Requirements:
Which lines hold the word "Created"? Show each of them.

Task inputs:
-------

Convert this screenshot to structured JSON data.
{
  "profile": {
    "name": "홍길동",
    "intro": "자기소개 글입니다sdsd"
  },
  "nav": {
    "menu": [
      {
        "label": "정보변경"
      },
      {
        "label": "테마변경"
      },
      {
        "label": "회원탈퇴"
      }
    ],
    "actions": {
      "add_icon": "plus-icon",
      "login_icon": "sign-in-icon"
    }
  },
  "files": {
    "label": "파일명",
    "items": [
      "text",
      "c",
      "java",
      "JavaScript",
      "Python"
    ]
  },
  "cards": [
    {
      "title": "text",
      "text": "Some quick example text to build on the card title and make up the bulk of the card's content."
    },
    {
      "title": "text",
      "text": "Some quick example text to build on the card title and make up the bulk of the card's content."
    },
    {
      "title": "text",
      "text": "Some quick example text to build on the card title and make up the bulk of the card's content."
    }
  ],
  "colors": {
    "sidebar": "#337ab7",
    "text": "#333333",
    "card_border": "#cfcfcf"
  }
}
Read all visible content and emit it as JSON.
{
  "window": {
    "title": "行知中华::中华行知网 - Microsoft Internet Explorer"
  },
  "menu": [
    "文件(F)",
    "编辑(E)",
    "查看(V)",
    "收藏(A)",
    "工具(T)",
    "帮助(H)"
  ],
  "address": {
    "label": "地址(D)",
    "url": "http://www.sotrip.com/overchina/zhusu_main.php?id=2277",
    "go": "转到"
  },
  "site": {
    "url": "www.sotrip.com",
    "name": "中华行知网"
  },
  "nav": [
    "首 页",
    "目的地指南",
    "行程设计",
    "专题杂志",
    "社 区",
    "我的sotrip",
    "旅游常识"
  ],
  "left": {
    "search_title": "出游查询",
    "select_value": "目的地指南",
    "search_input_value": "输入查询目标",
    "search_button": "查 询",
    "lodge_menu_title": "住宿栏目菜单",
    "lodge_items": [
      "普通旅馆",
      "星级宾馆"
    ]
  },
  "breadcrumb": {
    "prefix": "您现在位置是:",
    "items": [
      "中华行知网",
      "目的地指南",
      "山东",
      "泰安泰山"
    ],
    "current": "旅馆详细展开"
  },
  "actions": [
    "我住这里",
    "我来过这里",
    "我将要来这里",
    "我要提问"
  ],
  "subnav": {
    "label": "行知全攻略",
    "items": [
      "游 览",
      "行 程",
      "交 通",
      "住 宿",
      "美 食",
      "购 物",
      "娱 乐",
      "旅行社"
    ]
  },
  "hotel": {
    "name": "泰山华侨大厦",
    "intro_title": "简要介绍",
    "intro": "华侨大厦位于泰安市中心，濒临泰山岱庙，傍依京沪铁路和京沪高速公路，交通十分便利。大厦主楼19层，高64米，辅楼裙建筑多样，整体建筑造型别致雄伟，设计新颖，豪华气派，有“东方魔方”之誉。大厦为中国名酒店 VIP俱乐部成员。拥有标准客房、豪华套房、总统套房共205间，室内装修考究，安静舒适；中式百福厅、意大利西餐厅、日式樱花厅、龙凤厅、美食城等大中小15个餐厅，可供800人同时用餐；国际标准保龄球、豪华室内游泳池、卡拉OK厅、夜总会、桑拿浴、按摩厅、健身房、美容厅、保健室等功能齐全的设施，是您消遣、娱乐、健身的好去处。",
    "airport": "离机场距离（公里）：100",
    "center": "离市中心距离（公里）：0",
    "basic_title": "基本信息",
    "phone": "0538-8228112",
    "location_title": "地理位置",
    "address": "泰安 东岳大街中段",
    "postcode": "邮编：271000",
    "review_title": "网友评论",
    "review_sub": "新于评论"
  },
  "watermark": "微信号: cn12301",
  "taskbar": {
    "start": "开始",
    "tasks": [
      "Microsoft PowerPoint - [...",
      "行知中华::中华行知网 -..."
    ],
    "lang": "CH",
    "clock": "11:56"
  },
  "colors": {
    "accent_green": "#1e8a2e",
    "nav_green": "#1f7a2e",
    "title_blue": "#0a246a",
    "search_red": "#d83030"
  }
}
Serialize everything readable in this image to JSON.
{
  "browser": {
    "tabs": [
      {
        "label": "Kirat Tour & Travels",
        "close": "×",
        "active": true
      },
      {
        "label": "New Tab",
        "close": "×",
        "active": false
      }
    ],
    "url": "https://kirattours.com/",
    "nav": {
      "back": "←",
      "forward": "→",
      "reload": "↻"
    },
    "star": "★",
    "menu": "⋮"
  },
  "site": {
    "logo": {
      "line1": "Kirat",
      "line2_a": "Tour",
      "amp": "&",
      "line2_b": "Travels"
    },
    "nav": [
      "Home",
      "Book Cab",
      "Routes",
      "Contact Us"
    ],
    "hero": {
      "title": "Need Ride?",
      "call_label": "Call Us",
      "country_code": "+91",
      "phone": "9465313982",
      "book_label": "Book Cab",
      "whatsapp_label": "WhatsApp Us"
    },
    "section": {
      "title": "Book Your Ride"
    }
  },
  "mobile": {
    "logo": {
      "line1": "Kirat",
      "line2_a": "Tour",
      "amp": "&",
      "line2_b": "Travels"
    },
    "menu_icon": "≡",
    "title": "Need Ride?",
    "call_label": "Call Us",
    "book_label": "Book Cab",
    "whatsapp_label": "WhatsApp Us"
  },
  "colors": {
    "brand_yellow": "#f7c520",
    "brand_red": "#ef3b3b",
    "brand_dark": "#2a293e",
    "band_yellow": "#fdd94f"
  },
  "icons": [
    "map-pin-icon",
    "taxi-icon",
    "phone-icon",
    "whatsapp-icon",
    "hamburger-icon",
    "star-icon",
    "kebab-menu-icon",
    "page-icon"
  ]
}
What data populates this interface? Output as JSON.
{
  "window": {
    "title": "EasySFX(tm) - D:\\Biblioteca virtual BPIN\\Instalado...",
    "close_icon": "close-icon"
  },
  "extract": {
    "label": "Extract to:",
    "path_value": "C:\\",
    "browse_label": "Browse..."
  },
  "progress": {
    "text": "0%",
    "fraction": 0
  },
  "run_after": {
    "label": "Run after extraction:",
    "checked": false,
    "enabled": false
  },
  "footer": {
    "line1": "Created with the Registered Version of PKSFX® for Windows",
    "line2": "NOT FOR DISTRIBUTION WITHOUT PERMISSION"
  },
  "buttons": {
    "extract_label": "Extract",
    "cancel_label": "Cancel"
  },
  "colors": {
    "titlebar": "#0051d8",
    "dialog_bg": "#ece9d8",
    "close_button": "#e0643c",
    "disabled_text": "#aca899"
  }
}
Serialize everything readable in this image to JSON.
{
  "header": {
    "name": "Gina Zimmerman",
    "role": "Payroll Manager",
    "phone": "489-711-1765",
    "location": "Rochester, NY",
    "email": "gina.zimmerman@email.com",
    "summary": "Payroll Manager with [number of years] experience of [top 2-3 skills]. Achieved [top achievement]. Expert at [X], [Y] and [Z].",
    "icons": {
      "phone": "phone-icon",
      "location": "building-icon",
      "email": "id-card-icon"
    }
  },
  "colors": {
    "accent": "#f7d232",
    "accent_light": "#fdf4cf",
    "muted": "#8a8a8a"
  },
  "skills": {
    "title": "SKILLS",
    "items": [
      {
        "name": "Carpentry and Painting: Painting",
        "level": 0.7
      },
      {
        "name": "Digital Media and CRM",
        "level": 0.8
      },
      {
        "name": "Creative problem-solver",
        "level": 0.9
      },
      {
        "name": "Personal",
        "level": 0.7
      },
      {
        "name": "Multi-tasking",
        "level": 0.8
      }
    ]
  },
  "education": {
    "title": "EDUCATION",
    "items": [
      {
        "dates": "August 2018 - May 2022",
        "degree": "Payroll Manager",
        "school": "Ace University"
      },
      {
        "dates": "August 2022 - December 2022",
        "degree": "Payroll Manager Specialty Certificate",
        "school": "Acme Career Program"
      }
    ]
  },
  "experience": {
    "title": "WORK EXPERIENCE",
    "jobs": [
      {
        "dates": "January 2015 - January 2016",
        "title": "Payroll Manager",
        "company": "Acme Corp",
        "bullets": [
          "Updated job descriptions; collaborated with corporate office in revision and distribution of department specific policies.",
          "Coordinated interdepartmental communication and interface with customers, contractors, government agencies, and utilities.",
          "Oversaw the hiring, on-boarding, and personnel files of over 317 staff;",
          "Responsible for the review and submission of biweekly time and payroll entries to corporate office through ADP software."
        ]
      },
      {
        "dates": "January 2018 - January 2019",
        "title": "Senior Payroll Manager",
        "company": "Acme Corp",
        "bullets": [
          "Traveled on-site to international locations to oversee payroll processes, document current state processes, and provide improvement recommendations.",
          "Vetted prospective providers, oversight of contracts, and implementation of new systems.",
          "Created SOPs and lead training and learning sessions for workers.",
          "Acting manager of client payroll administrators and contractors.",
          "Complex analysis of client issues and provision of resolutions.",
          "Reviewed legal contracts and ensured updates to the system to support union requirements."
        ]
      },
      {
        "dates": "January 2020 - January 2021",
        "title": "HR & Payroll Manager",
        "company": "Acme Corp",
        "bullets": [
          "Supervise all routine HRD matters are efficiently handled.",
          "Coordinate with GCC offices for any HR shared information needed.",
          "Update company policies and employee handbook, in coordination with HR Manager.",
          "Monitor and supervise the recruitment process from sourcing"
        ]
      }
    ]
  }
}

-------

Full solution:
    "line1": "Created with the Registered Version of PKSFX® for Windows",
          "Created SOPs and lead training and learning sessions for workers.",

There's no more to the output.